[TASK] Each entry below must be repeated word for word.

[SOURCE MATERIAL]

===============

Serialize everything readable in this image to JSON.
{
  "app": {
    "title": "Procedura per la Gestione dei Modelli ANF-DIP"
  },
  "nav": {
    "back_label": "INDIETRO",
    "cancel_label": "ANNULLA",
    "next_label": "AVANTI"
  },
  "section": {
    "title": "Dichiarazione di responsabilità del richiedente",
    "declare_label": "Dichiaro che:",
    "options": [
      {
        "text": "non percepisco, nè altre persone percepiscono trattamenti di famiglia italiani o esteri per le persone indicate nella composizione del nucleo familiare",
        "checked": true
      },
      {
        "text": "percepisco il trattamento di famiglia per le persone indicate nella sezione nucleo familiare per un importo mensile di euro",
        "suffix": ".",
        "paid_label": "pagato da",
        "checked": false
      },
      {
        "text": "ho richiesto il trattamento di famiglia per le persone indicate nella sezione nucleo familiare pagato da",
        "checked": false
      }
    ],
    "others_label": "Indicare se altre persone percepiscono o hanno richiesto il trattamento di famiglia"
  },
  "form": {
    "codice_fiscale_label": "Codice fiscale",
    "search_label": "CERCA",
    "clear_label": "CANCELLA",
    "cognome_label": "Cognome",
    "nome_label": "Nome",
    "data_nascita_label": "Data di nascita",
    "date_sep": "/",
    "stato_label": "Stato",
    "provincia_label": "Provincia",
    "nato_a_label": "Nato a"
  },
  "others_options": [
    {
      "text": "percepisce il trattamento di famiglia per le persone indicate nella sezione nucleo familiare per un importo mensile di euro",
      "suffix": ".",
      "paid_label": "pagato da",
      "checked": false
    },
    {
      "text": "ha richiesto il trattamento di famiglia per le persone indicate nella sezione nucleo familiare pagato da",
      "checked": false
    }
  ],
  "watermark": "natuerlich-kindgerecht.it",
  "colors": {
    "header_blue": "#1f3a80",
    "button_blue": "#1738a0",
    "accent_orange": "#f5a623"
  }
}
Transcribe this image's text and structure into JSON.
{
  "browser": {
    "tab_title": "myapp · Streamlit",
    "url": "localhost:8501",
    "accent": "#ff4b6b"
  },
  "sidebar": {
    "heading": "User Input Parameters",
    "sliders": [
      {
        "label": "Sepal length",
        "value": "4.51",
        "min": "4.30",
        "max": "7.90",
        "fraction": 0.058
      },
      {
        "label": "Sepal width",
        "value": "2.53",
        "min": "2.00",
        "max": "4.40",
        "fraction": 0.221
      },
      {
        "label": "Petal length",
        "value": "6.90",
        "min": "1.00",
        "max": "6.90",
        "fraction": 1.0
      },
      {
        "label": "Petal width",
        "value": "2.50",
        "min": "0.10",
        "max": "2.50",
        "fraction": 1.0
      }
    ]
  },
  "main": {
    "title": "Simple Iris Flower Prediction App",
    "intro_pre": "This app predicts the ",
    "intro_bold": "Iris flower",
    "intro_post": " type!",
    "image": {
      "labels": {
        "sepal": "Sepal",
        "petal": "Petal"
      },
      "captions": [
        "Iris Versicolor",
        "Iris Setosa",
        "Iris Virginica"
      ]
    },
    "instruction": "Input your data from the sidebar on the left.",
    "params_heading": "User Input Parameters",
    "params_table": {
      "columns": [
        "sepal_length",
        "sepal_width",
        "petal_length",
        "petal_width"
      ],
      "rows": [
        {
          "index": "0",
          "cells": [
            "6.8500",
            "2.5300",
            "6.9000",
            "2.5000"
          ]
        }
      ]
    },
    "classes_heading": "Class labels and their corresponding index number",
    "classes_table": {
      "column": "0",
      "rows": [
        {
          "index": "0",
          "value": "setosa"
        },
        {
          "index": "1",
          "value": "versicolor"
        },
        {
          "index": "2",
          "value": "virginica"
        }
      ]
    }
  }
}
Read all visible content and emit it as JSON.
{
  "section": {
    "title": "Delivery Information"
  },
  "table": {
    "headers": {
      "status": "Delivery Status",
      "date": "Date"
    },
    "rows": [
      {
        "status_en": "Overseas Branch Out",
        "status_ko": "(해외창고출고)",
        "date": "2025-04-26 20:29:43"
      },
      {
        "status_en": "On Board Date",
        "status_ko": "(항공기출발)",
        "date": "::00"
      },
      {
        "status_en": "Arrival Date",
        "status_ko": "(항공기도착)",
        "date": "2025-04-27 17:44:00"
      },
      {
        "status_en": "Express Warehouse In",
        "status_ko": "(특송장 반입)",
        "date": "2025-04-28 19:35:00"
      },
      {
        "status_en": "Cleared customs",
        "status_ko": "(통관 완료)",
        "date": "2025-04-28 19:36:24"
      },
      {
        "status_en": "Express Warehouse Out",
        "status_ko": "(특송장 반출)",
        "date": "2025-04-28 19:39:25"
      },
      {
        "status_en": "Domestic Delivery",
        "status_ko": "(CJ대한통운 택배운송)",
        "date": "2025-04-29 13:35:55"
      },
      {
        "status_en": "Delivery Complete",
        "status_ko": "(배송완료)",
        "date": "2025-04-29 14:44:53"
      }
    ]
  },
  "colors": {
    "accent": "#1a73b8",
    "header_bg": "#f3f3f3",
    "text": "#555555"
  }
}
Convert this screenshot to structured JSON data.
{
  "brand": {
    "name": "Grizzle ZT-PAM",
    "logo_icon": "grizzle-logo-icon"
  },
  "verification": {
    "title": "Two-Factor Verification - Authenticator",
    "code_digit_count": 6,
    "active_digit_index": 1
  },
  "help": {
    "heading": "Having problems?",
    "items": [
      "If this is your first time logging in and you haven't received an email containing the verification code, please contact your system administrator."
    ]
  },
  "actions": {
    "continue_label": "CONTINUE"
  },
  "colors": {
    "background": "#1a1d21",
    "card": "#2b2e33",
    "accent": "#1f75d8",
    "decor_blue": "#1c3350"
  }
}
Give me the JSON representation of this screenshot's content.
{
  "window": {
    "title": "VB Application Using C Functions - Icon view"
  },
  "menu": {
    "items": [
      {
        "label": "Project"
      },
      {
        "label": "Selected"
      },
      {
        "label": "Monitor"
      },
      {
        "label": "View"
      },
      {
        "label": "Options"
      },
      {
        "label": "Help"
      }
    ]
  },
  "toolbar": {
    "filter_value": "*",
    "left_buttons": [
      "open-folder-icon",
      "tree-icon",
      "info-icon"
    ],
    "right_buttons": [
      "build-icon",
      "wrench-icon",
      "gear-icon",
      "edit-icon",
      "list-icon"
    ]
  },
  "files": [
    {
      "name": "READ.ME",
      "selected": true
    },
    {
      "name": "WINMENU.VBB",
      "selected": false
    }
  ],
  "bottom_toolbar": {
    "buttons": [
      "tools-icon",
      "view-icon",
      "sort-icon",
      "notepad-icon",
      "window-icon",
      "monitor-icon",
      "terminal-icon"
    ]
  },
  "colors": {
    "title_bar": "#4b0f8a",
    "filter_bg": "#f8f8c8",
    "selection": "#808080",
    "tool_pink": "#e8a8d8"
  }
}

===============

[OUTPUT OF THE EXERCISE]
Serialize everything readable in this image to JSON.
{
  "app": {
    "title": "Procedura per la Gestione dei Modelli ANF-DIP"
  },
  "nav": {
    "back_label": "INDIETRO",
    "cancel_label": "ANNULLA",
    "next_label": "AVANTI"
  },
  "section": {
    "title": "Dichiarazione di responsabilità del richiedente",
    "declare_label": "Dichiaro che:",
    "options": [
      {
        "text": "non percepisco, nè altre persone percepiscono trattamenti di famiglia italiani o esteri per le persone indicate nella composizione del nucleo familiare",
        "checked": true
      },
      {
        "text": "percepisco il trattamento di famiglia per le persone indicate nella sezione nucleo familiare per un importo mensile di euro",
        "suffix": ".",
        "paid_label": "pagato da",
        "checked": false
      },
      {
        "text": "ho richiesto il trattamento di famiglia per le persone indicate nella sezione nucleo familiare pagato da",
        "checked": false
      }
    ],
    "others_label": "Indicare se altre persone percepiscono o hanno richiesto il trattamento di famiglia"
  },
  "form": {
    "codice_fiscale_label": "Codice fiscale",
    "search_label": "CERCA",
    "clear_label": "CANCELLA",
    "cognome_label": "Cognome",
    "nome_label": "Nome",
    "data_nascita_label": "Data di nascita",
    "date_sep": "/",
    "stato_label": "Stato",
    "provincia_label": "Provincia",
    "nato_a_label": "Nato a"
  },
  "others_options": [
    {
      "text": "percepisce il trattamento di famiglia per le persone indicate nella sezione nucleo familiare per un importo mensile di euro",
      "suffix": ".",
      "paid_label": "pagato da",
      "checked": false
    },
    {
      "text": "ha richiesto il trattamento di famiglia per le persone indicate nella sezione nucleo familiare pagato da",
      "checked": false
    }
  ],
  "watermark": "natuerlich-kindgerecht.it",
  "colors": {
    "header_blue": "#1f3a80",
    "button_blue": "#1738a0",
    "accent_orange": "#f5a623"
  }
}
Transcribe this image's text and structure into JSON.
{
  "browser": {
    "tab_title": "myapp · Streamlit",
    "url": "localhost:8501",
    "accent": "#ff4b6b"
  },
  "sidebar": {
    "heading": "User Input Parameters",
    "sliders": [
      {
        "label": "Sepal length",
        "value": "4.51",
        "min": "4.30",
        "max": "7.90",
        "fraction": 0.058
      },
      {
        "label": "Sepal width",
        "value": "2.53",
        "min": "2.00",
        "max": "4.40",
        "fraction": 0.221
      },
      {
        "label": "Petal length",
        "value": "6.90",
        "min": "1.00",
        "max": "6.90",
        "fraction": 1.0
      },
      {
        "label": "Petal width",
        "value": "2.50",
        "min": "0.10",
        "max": "2.50",
        "fraction": 1.0
      }
    ]
  },
  "main": {
    "title": "Simple Iris Flower Prediction App",
    "intro_pre": "This app predicts the ",
    "intro_bold": "Iris flower",
    "intro_post": " type!",
    "image": {
      "labels": {
        "sepal": "Sepal",
        "petal": "Petal"
      },
      "captions": [
        "Iris Versicolor",
        "Iris Setosa",
        "Iris Virginica"
      ]
    },
    "instruction": "Input your data from the sidebar on the left.",
    "params_heading": "User Input Parameters",
    "params_table": {
      "columns": [
        "sepal_length",
        "sepal_width",
        "petal_length",
        "petal_width"
      ],
      "rows": [
        {
          "index": "0",
          "cells": [
            "6.8500",
            "2.5300",
            "6.9000",
            "2.5000"
          ]
        }
      ]
    },
    "classes_heading": "Class labels and their corresponding index number",
    "classes_table": {
      "column": "0",
      "rows": [
        {
          "index": "0",
          "value": "setosa"
        },
        {
          "index": "1",
          "value": "versicolor"
        },
        {
          "index": "2",
          "value": "virginica"
        }
      ]
    }
  }
}
Read all visible content and emit it as JSON.
{
  "section": {
    "title": "Delivery Information"
  },
  "table": {
    "headers": {
      "status": "Delivery Status",
      "date": "Date"
    },
    "rows": [
      {
        "status_en": "Overseas Branch Out",
        "status_ko": "(해외창고출고)",
        "date": "2025-04-26 20:29:43"
      },
      {
        "status_en": "On Board Date",
        "status_ko": "(항공기출발)",
        "date": "::00"
      },
      {
        "status_en": "Arrival Date",
        "status_ko": "(항공기도착)",
        "date": "2025-04-27 17:44:00"
      },
      {
        "status_en": "Express Warehouse In",
        "status_ko": "(특송장 반입)",
        "date": "2025-04-28 19:35:00"
      },
      {
        "status_en": "Cleared customs",
        "status_ko": "(통관 완료)",
        "date": "2025-04-28 19:36:24"
      },
      {
        "status_en": "Express Warehouse Out",
        "status_ko": "(특송장 반출)",
        "date": "2025-04-28 19:39:25"
      },
      {
        "status_en": "Domestic Delivery",
        "status_ko": "(CJ대한통운 택배운송)",
        "date": "2025-04-29 13:35:55"
      },
      {
        "status_en": "Delivery Complete",
        "status_ko": "(배송완료)",
        "date": "2025-04-29 14:44:53"
      }
    ]
  },
  "colors": {
    "accent": "#1a73b8",
    "header_bg": "#f3f3f3",
    "text": "#555555"
  }
}
Convert this screenshot to structured JSON data.
{
  "brand": {
    "name": "Grizzle ZT-PAM",
    "logo_icon": "grizzle-logo-icon"
  },
  "verification": {
    "title": "Two-Factor Verification - Authenticator",
    "code_digit_count": 6,
    "active_digit_index": 1
  },
  "help": {
    "heading": "Having problems?",
    "items": [
      "If this is your first time logging in and you haven't received an email containing the verification code, please contact your system administrator."
    ]
  },
  "actions": {
    "continue_label": "CONTINUE"
  },
  "colors": {
    "background": "#1a1d21",
    "card": "#2b2e33",
    "accent": "#1f75d8",
    "decor_blue": "#1c3350"
  }
}
Give me the JSON representation of this screenshot's content.
{
  "window": {
    "title": "VB Application Using C Functions - Icon view"
  },
  "menu": {
    "items": [
      {
        "label": "Project"
      },
      {
        "label": "Selected"
      },
      {
        "label": "Monitor"
      },
      {
        "label": "View"
      },
      {
        "label": "Options"
      },
      {
        "label": "Help"
      }
    ]
  },
  "toolbar": {
    "filter_value": "*",
    "left_buttons": [
      "open-folder-icon",
      "tree-icon",
      "info-icon"
    ],
    "right_buttons": [
      "build-icon",
      "wrench-icon",
      "gear-icon",
      "edit-icon",
      "list-icon"
    ]
  },
  "files": [
    {
      "name": "READ.ME",
      "selected": true
    },
    {
      "name": "WINMENU.VBB",
      "selected": false
    }
  ],
  "bottom_toolbar": {
    "buttons": [
      "tools-icon",
      "view-icon",
      "sort-icon",
      "notepad-icon",
      "window-icon",
      "monitor-icon",
      "terminal-icon"
    ]
  },
  "colors": {
    "title_bar": "#4b0f8a",
    "filter_bg": "#f8f8c8",
    "selection": "#808080",
    "tool_pink": "#e8a8d8"
  }
}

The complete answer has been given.